● **OBJECTIVE**:
Transcribe the material in full, exactly as written.

————————

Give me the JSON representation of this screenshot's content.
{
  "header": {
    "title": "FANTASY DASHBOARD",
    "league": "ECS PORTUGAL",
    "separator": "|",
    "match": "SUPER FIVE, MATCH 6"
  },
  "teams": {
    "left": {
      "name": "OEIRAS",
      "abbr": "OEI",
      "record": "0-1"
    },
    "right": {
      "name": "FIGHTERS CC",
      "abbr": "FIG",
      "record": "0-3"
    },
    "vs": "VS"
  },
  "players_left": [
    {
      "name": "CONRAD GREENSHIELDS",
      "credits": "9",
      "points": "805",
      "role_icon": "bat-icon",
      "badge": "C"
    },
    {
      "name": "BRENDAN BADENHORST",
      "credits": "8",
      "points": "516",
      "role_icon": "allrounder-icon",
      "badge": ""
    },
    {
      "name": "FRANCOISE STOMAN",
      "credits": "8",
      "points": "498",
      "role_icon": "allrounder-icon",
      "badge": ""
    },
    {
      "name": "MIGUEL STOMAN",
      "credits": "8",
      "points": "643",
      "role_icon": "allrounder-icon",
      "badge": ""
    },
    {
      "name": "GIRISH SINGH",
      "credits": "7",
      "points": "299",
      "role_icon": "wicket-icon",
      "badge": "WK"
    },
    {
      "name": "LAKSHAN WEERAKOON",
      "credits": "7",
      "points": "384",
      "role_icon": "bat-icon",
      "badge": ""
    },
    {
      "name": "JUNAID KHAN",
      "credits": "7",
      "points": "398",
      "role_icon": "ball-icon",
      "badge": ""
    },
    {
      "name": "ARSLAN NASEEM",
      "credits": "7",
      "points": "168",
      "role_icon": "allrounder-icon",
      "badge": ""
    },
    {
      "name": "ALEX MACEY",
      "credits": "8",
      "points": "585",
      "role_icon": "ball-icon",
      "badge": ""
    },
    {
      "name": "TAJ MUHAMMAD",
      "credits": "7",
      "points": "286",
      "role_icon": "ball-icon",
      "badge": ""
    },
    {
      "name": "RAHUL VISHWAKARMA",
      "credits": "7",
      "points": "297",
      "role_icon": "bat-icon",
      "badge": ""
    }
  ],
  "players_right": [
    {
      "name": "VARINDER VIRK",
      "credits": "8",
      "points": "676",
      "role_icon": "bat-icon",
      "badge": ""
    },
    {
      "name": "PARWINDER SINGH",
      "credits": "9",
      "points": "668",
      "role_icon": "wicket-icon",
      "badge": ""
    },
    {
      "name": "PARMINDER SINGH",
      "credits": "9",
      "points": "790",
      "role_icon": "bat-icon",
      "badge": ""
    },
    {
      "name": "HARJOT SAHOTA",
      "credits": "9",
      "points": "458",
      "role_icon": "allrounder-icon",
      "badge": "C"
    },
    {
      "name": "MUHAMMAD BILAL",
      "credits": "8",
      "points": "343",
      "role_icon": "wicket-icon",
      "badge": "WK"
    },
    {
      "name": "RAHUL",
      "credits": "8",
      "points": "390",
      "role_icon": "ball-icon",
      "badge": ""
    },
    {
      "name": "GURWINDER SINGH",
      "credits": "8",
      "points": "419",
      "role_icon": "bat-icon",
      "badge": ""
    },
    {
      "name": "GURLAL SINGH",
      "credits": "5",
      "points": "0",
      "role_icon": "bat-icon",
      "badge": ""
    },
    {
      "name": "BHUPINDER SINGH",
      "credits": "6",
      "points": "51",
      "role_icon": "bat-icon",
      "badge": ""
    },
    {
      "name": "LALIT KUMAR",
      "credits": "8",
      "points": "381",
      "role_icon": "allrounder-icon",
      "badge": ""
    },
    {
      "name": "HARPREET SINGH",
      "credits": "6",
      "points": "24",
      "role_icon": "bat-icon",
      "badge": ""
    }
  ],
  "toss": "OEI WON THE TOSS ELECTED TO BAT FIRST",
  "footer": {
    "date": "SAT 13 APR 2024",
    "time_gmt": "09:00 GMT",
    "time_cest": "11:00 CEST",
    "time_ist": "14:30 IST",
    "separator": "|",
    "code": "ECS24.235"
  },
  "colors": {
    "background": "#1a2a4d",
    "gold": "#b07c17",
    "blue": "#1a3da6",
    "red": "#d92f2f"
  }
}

————————

● **RESULT FOR THIS EXERCISE**:
Give me the JSON representation of this screenshot's content.
{
  "header": {
    "title": "FANTASY DASHBOARD",
    "league": "ECS PORTUGAL",
    "separator": "|",
    "match": "SUPER FIVE, MATCH 6"
  },
  "teams": {
    "left": {
      "name": "OEIRAS",
      "abbr": "OEI",
      "record": "0-1"
    },
    "right": {
      "name": "FIGHTERS CC",
      "abbr": "FIG",
      "record": "0-3"
    },
    "vs": "VS"
  },
  "players_left": [
    {
      "name": "CONRAD GREENSHIELDS",
      "credits": "9",
      "points": "805",
      "role_icon": "bat-icon",
      "badge": "C"
    },
    {
      "name": "BRENDAN BADENHORST",
      "credits": "8",
      "points": "516",
      "role_icon": "allrounder-icon",
      "badge": ""
    },
    {
      "name": "FRANCOISE STOMAN",
      "credits": "8",
      "points": "498",
      "role_icon": "allrounder-icon",
      "badge": ""
    },
    {
      "name": "MIGUEL STOMAN",
      "credits": "8",
      "points": "643",
      "role_icon": "allrounder-icon",
      "badge": ""
    },
    {
      "name": "GIRISH SINGH",
      "credits": "7",
      "points": "299",
      "role_icon": "wicket-icon",
      "badge": "WK"
    },
    {
      "name": "LAKSHAN WEERAKOON",
      "credits": "7",
      "points": "384",
      "role_icon": "bat-icon",
      "badge": ""
    },
    {
      "name": "JUNAID KHAN",
      "credits": "7",
      "points": "398",
      "role_icon": "ball-icon",
      "badge": ""
    },
    {
      "name": "ARSLAN NASEEM",
      "credits": "7",
      "points": "168",
      "role_icon": "allrounder-icon",
      "badge": ""
    },
    {
      "name": "ALEX MACEY",
      "credits": "8",
      "points": "585",
      "role_icon": "ball-icon",
      "badge": ""
    },
    {
      "name": "TAJ MUHAMMAD",
      "credits": "7",
      "points": "286",
      "role_icon": "ball-icon",
      "badge": ""
    },
    {
      "name": "RAHUL VISHWAKARMA",
      "credits": "7",
      "points": "297",
      "role_icon": "bat-icon",
      "badge": ""
    }
  ],
  "players_right": [
    {
      "name": "VARINDER VIRK",
      "credits": "8",
      "points": "676",
      "role_icon": "bat-icon",
      "badge": ""
    },
    {
      "name": "PARWINDER SINGH",
      "credits": "9",
      "points": "668",
      "role_icon": "wicket-icon",
      "badge": ""
    },
    {
      "name": "PARMINDER SINGH",
      "credits": "9",
      "points": "790",
      "role_icon": "bat-icon",
      "badge": ""
    },
    {
      "name": "HARJOT SAHOTA",
      "credits": "9",
      "points": "458",
      "role_icon": "allrounder-icon",
      "badge": "C"
    },
    {
      "name": "MUHAMMAD BILAL",
      "credits": "8",
      "points": "343",
      "role_icon": "wicket-icon",
      "badge": "WK"
    },
    {
      "name": "RAHUL",
      "credits": "8",
      "points": "390",
      "role_icon": "ball-icon",
      "badge": ""
    },
    {
      "name": "GURWINDER SINGH",
      "credits": "8",
      "points": "419",
      "role_icon": "bat-icon",
      "badge": ""
    },
    {
      "name": "GURLAL SINGH",
      "credits": "5",
      "points": "0",
      "role_icon": "bat-icon",
      "badge": ""
    },
    {
      "name": "BHUPINDER SINGH",
      "credits": "6",
      "points": "51",
      "role_icon": "bat-icon",
      "badge": ""
    },
    {
      "name": "LALIT KUMAR",
      "credits": "8",
      "points": "381",
      "role_icon": "allrounder-icon",
      "badge": ""
    },
    {
      "name": "HARPREET SINGH",
      "credits": "6",
      "points": "24",
      "role_icon": "bat-icon",
      "badge": ""
    }
  ],
  "toss": "OEI WON THE TOSS ELECTED TO BAT FIRST",
  "footer": {
    "date": "SAT 13 APR 2024",
    "time_gmt": "09:00 GMT",
    "time_cest": "11:00 CEST",
    "time_ist": "14:30 IST",
    "separator": "|",
    "code": "ECS24.235"
  },
  "colors": {
    "background": "#1a2a4d",
    "gold": "#b07c17",
    "blue": "#1a3da6",
    "red": "#d92f2f"
  }
}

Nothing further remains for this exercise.